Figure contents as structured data
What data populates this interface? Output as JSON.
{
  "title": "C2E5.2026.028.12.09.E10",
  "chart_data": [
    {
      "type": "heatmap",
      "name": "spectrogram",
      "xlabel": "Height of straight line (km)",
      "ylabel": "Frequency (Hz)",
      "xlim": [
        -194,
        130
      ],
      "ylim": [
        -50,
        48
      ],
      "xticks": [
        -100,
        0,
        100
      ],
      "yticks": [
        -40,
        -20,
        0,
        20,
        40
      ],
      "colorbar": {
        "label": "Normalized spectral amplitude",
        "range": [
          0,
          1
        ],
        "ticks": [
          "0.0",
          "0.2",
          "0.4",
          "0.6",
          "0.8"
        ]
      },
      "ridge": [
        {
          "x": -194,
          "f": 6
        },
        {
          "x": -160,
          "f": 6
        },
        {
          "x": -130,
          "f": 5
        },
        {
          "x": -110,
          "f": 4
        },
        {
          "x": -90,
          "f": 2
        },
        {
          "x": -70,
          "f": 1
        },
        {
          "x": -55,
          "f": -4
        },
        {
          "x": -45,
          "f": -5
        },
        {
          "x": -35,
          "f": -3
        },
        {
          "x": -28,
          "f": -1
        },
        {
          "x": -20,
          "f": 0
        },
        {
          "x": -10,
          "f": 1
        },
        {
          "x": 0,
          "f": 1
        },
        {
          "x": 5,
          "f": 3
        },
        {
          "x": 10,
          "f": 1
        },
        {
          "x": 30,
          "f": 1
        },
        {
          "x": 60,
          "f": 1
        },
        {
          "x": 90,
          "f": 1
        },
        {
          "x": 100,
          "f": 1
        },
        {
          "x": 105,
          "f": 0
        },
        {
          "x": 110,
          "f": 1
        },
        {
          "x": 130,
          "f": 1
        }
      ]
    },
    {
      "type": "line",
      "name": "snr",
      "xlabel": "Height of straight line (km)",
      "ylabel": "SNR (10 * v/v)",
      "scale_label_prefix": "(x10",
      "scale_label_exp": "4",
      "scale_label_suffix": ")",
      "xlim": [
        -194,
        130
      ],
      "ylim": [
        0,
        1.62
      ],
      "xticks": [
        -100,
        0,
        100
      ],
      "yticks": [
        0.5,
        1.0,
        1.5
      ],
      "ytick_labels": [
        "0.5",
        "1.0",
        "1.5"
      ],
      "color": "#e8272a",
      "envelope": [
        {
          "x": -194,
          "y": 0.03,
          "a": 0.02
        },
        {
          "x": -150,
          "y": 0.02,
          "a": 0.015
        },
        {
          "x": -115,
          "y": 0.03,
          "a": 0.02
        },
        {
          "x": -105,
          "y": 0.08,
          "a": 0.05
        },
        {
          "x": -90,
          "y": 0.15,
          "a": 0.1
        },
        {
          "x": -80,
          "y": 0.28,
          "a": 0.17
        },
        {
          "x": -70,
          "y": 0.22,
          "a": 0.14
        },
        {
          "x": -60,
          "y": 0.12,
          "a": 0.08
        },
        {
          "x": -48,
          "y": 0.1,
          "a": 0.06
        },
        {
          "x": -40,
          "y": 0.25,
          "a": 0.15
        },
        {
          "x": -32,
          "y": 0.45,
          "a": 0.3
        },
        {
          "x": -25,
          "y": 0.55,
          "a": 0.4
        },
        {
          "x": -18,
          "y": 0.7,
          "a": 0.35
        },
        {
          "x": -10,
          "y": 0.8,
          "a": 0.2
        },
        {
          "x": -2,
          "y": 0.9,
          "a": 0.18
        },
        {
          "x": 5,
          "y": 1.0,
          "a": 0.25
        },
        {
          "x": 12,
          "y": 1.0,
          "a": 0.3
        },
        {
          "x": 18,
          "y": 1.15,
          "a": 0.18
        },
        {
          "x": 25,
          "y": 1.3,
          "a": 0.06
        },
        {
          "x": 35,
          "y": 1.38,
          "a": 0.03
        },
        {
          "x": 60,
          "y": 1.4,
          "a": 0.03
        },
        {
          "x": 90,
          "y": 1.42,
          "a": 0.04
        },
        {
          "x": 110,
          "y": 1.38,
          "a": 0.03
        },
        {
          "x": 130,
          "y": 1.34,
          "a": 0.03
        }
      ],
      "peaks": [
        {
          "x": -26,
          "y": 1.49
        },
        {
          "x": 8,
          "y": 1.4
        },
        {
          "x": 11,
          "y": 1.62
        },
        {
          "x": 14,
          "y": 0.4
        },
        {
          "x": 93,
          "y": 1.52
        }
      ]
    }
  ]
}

§ **WRITTEN PROBLEM**
Extract the complete set of records unchanged.

§ **EXERCISE RESPONSE**
What data populates this interface? Output as JSON.
{
  "title": "C2E5.2026.028.12.09.E10",
  "chart_data": [
    {
      "type": "heatmap",
      "name": "spectrogram",
      "xlabel": "Height of straight line (km)",
      "ylabel": "Frequency (Hz)",
      "xlim": [
        -194,
        130
      ],
      "ylim": [
        -50,
        48
      ],
      "xticks": [
        -100,
        0,
        100
      ],
      "yticks": [
        -40,
        -20,
        0,
        20,
        40
      ],
      "colorbar": {
        "label": "Normalized spectral amplitude",
        "range": [
          0,
          1
        ],
        "ticks": [
          "0.0",
          "0.2",
          "0.4",
          "0.6",
          "0.8"
        ]
      },
      "ridge": [
        {
          "x": -194,
          "f": 6
        },
        {
          "x": -160,
          "f": 6
        },
        {
          "x": -130,
          "f": 5
        },
        {
          "x": -110,
          "f": 4
        },
        {
          "x": -90,
          "f": 2
        },
        {
          "x": -70,
          "f": 1
        },
        {
          "x": -55,
          "f": -4
        },
        {
          "x": -45,
          "f": -5
        },
        {
          "x": -35,
          "f": -3
        },
        {
          "x": -28,
          "f": -1
        },
        {
          "x": -20,
          "f": 0
        },
        {
          "x": -10,
          "f": 1
        },
        {
          "x": 0,
          "f": 1
        },
        {
          "x": 5,
          "f": 3
        },
        {
          "x": 10,
          "f": 1
        },
        {
          "x": 30,
          "f": 1
        },
        {
          "x": 60,
          "f": 1
        },
        {
          "x": 90,
          "f": 1
        },
        {
          "x": 100,
          "f": 1
        },
        {
          "x": 105,
          "f": 0
        },
        {
          "x": 110,
          "f": 1
        },
        {
          "x": 130,
          "f": 1
        }
      ]
    },
    {
      "type": "line",
      "name": "snr",
      "xlabel": "Height of straight line (km)",
      "ylabel": "SNR (10 * v/v)",
      "scale_label_prefix": "(x10",
      "scale_label_exp": "4",
      "scale_label_suffix": ")",
      "xlim": [
        -194,
        130
      ],
      "ylim": [
        0,
        1.62
      ],
      "xticks": [
        -100,
        0,
        100
      ],
      "yticks": [
        0.5,
        1.0,
        1.5
      ],
      "ytick_labels": [
        "0.5",
        "1.0",
        "1.5"
      ],
      "color": "#e8272a",
      "envelope": [
        {
          "x": -194,
          "y": 0.03,
          "a": 0.02
        },
        {
          "x": -150,
          "y": 0.02,
          "a": 0.015
        },
        {
          "x": -115,
          "y": 0.03,
          "a": 0.02
        },
        {
          "x": -105,
          "y": 0.08,
          "a": 0.05
        },
        {
          "x": -90,
          "y": 0.15,
          "a": 0.1
        },
        {
          "x": -80,
          "y": 0.28,
          "a": 0.17
        },
        {
          "x": -70,
          "y": 0.22,
          "a": 0.14
        },
        {
          "x": -60,
          "y": 0.12,
          "a": 0.08
        },
        {
          "x": -48,
          "y": 0.1,
          "a": 0.06
        },
        {
          "x": -40,
          "y": 0.25,
          "a": 0.15
        },
        {
          "x": -32,
          "y": 0.45,
          "a": 0.3
        },
        {
          "x": -25,
          "y": 0.55,
          "a": 0.4
        },
        {
          "x": -18,
          "y": 0.7,
          "a": 0.35
        },
        {
          "x": -10,
          "y": 0.8,
          "a": 0.2
        },
        {
          "x": -2,
          "y": 0.9,
          "a": 0.18
        },
        {
          "x": 5,
          "y": 1.0,
          "a": 0.25
        },
        {
          "x": 12,
          "y": 1.0,
          "a": 0.3
        },
        {
          "x": 18,
          "y": 1.15,
          "a": 0.18
        },
        {
          "x": 25,
          "y": 1.3,
          "a": 0.06
        },
        {
          "x": 35,
          "y": 1.38,
          "a": 0.03
        },
        {
          "x": 60,
          "y": 1.4,
          "a": 0.03
        },
        {
          "x": 90,
          "y": 1.42,
          "a": 0.04
        },
        {
          "x": 110,
          "y": 1.38,
          "a": 0.03
        },
        {
          "x": 130,
          "y": 1.34,
          "a": 0.03
        }
      ],
      "peaks": [
        {
          "x": -26,
          "y": 1.49
        },
        {
          "x": 8,
          "y": 1.4
        },
        {
          "x": 11,
          "y": 1.62
        },
        {
          "x": 14,
          "y": 0.4
        },
        {
          "x": 93,
          "y": 1.52
        }
      ]
    }
  ]
}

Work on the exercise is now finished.